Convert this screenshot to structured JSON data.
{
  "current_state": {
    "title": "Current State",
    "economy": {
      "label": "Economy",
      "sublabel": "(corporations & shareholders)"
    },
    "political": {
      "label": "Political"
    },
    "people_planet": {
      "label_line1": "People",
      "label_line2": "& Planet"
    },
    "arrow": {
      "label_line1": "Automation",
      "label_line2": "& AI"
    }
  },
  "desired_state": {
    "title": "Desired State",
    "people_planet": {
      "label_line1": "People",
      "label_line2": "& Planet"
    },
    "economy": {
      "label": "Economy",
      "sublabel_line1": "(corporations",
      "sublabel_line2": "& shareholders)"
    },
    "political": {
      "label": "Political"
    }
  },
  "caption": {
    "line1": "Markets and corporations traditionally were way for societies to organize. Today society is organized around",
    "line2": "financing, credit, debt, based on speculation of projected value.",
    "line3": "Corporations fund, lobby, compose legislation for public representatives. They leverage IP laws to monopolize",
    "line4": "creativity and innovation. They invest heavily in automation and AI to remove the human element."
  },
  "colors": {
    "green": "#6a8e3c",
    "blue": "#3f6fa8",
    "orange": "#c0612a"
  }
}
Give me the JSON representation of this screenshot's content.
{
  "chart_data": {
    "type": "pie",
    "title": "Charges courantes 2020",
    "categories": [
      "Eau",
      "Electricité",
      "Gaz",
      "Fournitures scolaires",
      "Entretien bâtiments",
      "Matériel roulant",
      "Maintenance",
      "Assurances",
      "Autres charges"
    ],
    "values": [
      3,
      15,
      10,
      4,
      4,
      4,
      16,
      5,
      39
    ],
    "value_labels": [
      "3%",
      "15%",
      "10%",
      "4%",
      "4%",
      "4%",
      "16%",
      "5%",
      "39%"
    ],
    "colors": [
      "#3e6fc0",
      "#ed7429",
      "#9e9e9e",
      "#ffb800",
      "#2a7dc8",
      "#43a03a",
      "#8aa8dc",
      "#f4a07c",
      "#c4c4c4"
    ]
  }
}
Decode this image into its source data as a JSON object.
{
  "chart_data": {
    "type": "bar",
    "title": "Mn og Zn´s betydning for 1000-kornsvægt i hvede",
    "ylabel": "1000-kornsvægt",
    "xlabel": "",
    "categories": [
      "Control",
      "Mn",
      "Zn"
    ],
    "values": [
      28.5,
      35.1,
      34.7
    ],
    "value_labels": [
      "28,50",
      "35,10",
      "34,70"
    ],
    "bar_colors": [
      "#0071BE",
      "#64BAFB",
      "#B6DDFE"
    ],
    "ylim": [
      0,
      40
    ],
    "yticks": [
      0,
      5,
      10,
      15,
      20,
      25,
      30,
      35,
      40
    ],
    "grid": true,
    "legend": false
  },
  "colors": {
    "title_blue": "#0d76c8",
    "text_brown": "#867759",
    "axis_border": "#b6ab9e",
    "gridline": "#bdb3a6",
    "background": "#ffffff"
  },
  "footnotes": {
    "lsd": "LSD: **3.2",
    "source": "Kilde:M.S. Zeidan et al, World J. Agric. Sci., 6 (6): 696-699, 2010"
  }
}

····················

Problem to solve
Each line of the listing above should be output exactly.

Solution to the problem
Convert this screenshot to structured JSON data.
{
  "current_state": {
    "title": "Current State",
    "economy": {
      "label": "Economy",
      "sublabel": "(corporations & shareholders)"
    },
    "political": {
      "label": "Political"
    },
    "people_planet": {
      "label_line1": "People",
      "label_line2": "& Planet"
    },
    "arrow": {
      "label_line1": "Automation",
      "label_line2": "& AI"
    }
  },
  "desired_state": {
    "title": "Desired State",
    "people_planet": {
      "label_line1": "People",
      "label_line2": "& Planet"
    },
    "economy": {
      "label": "Economy",
      "sublabel_line1": "(corporations",
      "sublabel_line2": "& shareholders)"
    },
    "political": {
      "label": "Political"
    }
  },
  "caption": {
    "line1": "Markets and corporations traditionally were way for societies to organize. Today society is organized around",
    "line2": "financing, credit, debt, based on speculation of projected value.",
    "line3": "Corporations fund, lobby, compose legislation for public representatives. They leverage IP laws to monopolize",
    "line4": "creativity and innovation. They invest heavily in automation and AI to remove the human element."
  },
  "colors": {
    "green": "#6a8e3c",
    "blue": "#3f6fa8",
    "orange": "#c0612a"
  }
}
Give me the JSON representation of this screenshot's content.
{
  "chart_data": {
    "type": "pie",
    "title": "Charges courantes 2020",
    "categories": [
      "Eau",
      "Electricité",
      "Gaz",
      "Fournitures scolaires",
      "Entretien bâtiments",
      "Matériel roulant",
      "Maintenance",
      "Assurances",
      "Autres charges"
    ],
    "values": [
      3,
      15,
      10,
      4,
      4,
      4,
      16,
      5,
      39
    ],
    "value_labels": [
      "3%",
      "15%",
      "10%",
      "4%",
      "4%",
      "4%",
      "16%",
      "5%",
      "39%"
    ],
    "colors": [
      "#3e6fc0",
      "#ed7429",
      "#9e9e9e",
      "#ffb800",
      "#2a7dc8",
      "#43a03a",
      "#8aa8dc",
      "#f4a07c",
      "#c4c4c4"
    ]
  }
}
Decode this image into its source data as a JSON object.
{
  "chart_data": {
    "type": "bar",
    "title": "Mn og Zn´s betydning for 1000-kornsvægt i hvede",
    "ylabel": "1000-kornsvægt",
    "xlabel": "",
    "categories": [
      "Control",
      "Mn",
      "Zn"
    ],
    "values": [
      28.5,
      35.1,
      34.7
    ],
    "value_labels": [
      "28,50",
      "35,10",
      "34,70"
    ],
    "bar_colors": [
      "#0071BE",
      "#64BAFB",
      "#B6DDFE"
    ],
    "ylim": [
      0,
      40
    ],
    "yticks": [
      0,
      5,
      10,
      15,
      20,
      25,
      30,
      35,
      40
    ],
    "grid": true,
    "legend": false
  },
  "colors": {
    "title_blue": "#0d76c8",
    "text_brown": "#867759",
    "axis_border": "#b6ab9e",
    "gridline": "#bdb3a6",
    "background": "#ffffff"
  },
  "footnotes": {
    "lsd": "LSD: **3.2",
    "source": "Kilde:M.S. Zeidan et al, World J. Agric. Sci., 6 (6): 696-699, 2010"
  }
}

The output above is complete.